▸ **Brief**
Below are some entries. Output each one exactly as it appears.

▸ **Data listing**
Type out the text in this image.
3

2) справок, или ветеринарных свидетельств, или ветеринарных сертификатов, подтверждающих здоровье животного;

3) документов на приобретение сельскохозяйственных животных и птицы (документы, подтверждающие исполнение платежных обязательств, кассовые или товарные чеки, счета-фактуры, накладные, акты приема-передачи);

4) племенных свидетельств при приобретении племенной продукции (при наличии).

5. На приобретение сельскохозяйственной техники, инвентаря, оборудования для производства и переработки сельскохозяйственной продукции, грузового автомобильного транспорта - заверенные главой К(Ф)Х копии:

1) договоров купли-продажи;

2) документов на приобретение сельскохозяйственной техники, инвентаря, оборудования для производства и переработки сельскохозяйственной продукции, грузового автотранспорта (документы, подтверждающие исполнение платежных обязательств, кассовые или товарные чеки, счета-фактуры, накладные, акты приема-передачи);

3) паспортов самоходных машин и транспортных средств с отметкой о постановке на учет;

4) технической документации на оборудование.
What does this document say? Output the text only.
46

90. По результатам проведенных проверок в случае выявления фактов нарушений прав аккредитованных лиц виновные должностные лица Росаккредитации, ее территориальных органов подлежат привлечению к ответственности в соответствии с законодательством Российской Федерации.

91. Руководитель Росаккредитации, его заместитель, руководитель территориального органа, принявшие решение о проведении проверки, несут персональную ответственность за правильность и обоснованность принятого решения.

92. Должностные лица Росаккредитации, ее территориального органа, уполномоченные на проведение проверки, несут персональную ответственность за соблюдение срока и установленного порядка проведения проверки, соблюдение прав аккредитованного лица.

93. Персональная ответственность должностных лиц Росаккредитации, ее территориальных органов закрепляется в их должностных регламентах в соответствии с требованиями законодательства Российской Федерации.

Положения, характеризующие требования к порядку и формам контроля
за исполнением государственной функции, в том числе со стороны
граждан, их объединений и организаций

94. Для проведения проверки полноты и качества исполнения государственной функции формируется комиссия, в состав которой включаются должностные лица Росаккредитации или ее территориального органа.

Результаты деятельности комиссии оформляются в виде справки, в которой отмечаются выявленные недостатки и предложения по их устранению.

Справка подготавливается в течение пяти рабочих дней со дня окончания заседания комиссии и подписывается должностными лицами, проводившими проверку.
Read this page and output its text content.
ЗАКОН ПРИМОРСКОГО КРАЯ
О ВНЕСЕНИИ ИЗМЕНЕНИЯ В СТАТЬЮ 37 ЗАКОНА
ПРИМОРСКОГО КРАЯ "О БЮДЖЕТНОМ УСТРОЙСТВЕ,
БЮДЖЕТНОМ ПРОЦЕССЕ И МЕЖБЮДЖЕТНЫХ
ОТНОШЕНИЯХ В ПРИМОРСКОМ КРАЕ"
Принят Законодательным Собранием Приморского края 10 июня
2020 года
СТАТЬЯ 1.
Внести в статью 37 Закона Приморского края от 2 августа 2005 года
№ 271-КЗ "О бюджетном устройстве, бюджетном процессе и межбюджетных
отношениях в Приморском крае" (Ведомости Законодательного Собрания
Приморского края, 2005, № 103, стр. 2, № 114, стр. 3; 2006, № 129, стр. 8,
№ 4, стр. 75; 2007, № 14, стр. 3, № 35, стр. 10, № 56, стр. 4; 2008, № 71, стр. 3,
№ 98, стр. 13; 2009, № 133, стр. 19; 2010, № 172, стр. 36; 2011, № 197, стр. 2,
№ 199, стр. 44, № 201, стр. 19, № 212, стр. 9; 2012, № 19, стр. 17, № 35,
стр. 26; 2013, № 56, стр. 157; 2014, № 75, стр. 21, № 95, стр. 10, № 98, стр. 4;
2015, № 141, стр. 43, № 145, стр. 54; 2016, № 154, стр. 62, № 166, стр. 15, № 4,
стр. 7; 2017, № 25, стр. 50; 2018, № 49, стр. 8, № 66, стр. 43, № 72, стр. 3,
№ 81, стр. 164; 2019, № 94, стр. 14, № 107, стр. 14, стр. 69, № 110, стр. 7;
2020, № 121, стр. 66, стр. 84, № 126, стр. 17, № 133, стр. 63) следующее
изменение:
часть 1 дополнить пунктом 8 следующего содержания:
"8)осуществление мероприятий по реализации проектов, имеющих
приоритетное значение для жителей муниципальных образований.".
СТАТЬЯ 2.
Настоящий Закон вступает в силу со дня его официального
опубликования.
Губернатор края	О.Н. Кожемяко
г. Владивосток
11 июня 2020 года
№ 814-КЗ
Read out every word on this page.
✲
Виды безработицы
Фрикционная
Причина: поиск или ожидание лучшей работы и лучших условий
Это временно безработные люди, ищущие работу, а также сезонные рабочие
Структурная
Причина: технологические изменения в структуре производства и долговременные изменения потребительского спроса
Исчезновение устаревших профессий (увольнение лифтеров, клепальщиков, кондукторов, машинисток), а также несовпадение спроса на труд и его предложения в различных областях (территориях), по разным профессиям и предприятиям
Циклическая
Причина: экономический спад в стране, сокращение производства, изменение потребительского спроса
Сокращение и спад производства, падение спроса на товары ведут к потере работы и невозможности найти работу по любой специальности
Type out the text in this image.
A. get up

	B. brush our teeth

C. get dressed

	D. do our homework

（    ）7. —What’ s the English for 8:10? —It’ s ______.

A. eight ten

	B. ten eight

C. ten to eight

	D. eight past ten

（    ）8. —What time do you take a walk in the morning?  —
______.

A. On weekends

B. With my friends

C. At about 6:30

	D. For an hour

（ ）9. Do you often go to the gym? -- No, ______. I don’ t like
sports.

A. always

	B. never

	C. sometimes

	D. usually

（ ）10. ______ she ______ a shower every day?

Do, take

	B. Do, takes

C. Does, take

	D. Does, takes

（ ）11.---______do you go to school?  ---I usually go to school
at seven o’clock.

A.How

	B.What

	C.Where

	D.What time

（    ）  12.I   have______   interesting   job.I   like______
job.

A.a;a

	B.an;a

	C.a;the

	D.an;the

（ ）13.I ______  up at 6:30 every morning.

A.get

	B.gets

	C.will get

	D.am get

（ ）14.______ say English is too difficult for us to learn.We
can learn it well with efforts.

▸ **Exercise output**
Type out the text in this image.
3

2) справок, или ветеринарных свидетельств, или ветеринарных сертификатов, подтверждающих здоровье животного;

3) документов на приобретение сельскохозяйственных животных и птицы (документы, подтверждающие исполнение платежных обязательств, кассовые или товарные чеки, счета-фактуры, накладные, акты приема-передачи);

4) племенных свидетельств при приобретении племенной продукции (при наличии).

5. На приобретение сельскохозяйственной техники, инвентаря, оборудования для производства и переработки сельскохозяйственной продукции, грузового автомобильного транспорта - заверенные главой К(Ф)Х копии:

1) договоров купли-продажи;

2) документов на приобретение сельскохозяйственной техники, инвентаря, оборудования для производства и переработки сельскохозяйственной продукции, грузового автотранспорта (документы, подтверждающие исполнение платежных обязательств, кассовые или товарные чеки, счета-фактуры, накладные, акты приема-передачи);

3) паспортов самоходных машин и транспортных средств с отметкой о постановке на учет;

4) технической документации на оборудование.
What does this document say? Output the text only.
46

90. По результатам проведенных проверок в случае выявления фактов нарушений прав аккредитованных лиц виновные должностные лица Росаккредитации, ее территориальных органов подлежат привлечению к ответственности в соответствии с законодательством Российской Федерации.

91. Руководитель Росаккредитации, его заместитель, руководитель территориального органа, принявшие решение о проведении проверки, несут персональную ответственность за правильность и обоснованность принятого решения.

92. Должностные лица Росаккредитации, ее территориального органа, уполномоченные на проведение проверки, несут персональную ответственность за соблюдение срока и установленного порядка проведения проверки, соблюдение прав аккредитованного лица.

93. Персональная ответственность должностных лиц Росаккредитации, ее территориальных органов закрепляется в их должностных регламентах в соответствии с требованиями законодательства Российской Федерации.

Положения, характеризующие требования к порядку и формам контроля
за исполнением государственной функции, в том числе со стороны
граждан, их объединений и организаций

94. Для проведения проверки полноты и качества исполнения государственной функции формируется комиссия, в состав которой включаются должностные лица Росаккредитации или ее территориального органа.

Результаты деятельности комиссии оформляются в виде справки, в которой отмечаются выявленные недостатки и предложения по их устранению.

Справка подготавливается в течение пяти рабочих дней со дня окончания заседания комиссии и подписывается должностными лицами, проводившими проверку.
Read this page and output its text content.
ЗАКОН ПРИМОРСКОГО КРАЯ
О ВНЕСЕНИИ ИЗМЕНЕНИЯ В СТАТЬЮ 37 ЗАКОНА
ПРИМОРСКОГО КРАЯ "О БЮДЖЕТНОМ УСТРОЙСТВЕ,
БЮДЖЕТНОМ ПРОЦЕССЕ И МЕЖБЮДЖЕТНЫХ
ОТНОШЕНИЯХ В ПРИМОРСКОМ КРАЕ"
Принят Законодательным Собранием Приморского края 10 июня
2020 года
СТАТЬЯ 1.
Внести в статью 37 Закона Приморского края от 2 августа 2005 года
№ 271-КЗ "О бюджетном устройстве, бюджетном процессе и межбюджетных
отношениях в Приморском крае" (Ведомости Законодательного Собрания
Приморского края, 2005, № 103, стр. 2, № 114, стр. 3; 2006, № 129, стр. 8,
№ 4, стр. 75; 2007, № 14, стр. 3, № 35, стр. 10, № 56, стр. 4; 2008, № 71, стр. 3,
№ 98, стр. 13; 2009, № 133, стр. 19; 2010, № 172, стр. 36; 2011, № 197, стр. 2,
№ 199, стр. 44, № 201, стр. 19, № 212, стр. 9; 2012, № 19, стр. 17, № 35,
стр. 26; 2013, № 56, стр. 157; 2014, № 75, стр. 21, № 95, стр. 10, № 98, стр. 4;
2015, № 141, стр. 43, № 145, стр. 54; 2016, № 154, стр. 62, № 166, стр. 15, № 4,
стр. 7; 2017, № 25, стр. 50; 2018, № 49, стр. 8, № 66, стр. 43, № 72, стр. 3,
№ 81, стр. 164; 2019, № 94, стр. 14, № 107, стр. 14, стр. 69, № 110, стр. 7;
2020, № 121, стр. 66, стр. 84, № 126, стр. 17, № 133, стр. 63) следующее
изменение:
часть 1 дополнить пунктом 8 следующего содержания:
"8)осуществление мероприятий по реализации проектов, имеющих
приоритетное значение для жителей муниципальных образований.".
СТАТЬЯ 2.
Настоящий Закон вступает в силу со дня его официального
опубликования.
Губернатор края	О.Н. Кожемяко
г. Владивосток
11 июня 2020 года
№ 814-КЗ
Read out every word on this page.
✲
Виды безработицы
Фрикционная
Причина: поиск или ожидание лучшей работы и лучших условий
Это временно безработные люди, ищущие работу, а также сезонные рабочие
Структурная
Причина: технологические изменения в структуре производства и долговременные изменения потребительского спроса
Исчезновение устаревших профессий (увольнение лифтеров, клепальщиков, кондукторов, машинисток), а также несовпадение спроса на труд и его предложения в различных областях (территориях), по разным профессиям и предприятиям
Циклическая
Причина: экономический спад в стране, сокращение производства, изменение потребительского спроса
Сокращение и спад производства, падение спроса на товары ведут к потере работы и невозможности найти работу по любой специальности
Type out the text in this image.
A. get up

	B. brush our teeth

C. get dressed

	D. do our homework

（    ）7. —What’ s the English for 8:10? —It’ s ______.

A. eight ten

	B. ten eight

C. ten to eight

	D. eight past ten

（    ）8. —What time do you take a walk in the morning?  —
______.

A. On weekends

B. With my friends

C. At about 6:30

	D. For an hour

（ ）9. Do you often go to the gym? -- No, ______. I don’ t like
sports.

A. always

	B. never

	C. sometimes

	D. usually

（ ）10. ______ she ______ a shower every day?

Do, take

	B. Do, takes

C. Does, take

	D. Does, takes

（ ）11.---______do you go to school?  ---I usually go to school
at seven o’clock.

A.How

	B.What

	C.Where

	D.What time

（    ）  12.I   have______   interesting   job.I   like______
job.

A.a;a

	B.an;a

	C.a;the

	D.an;the

（ ）13.I ______  up at 6:30 every morning.

A.get

	B.gets

	C.will get

	D.am get

（ ）14.______ say English is too difficult for us to learn.We
can learn it well with efforts.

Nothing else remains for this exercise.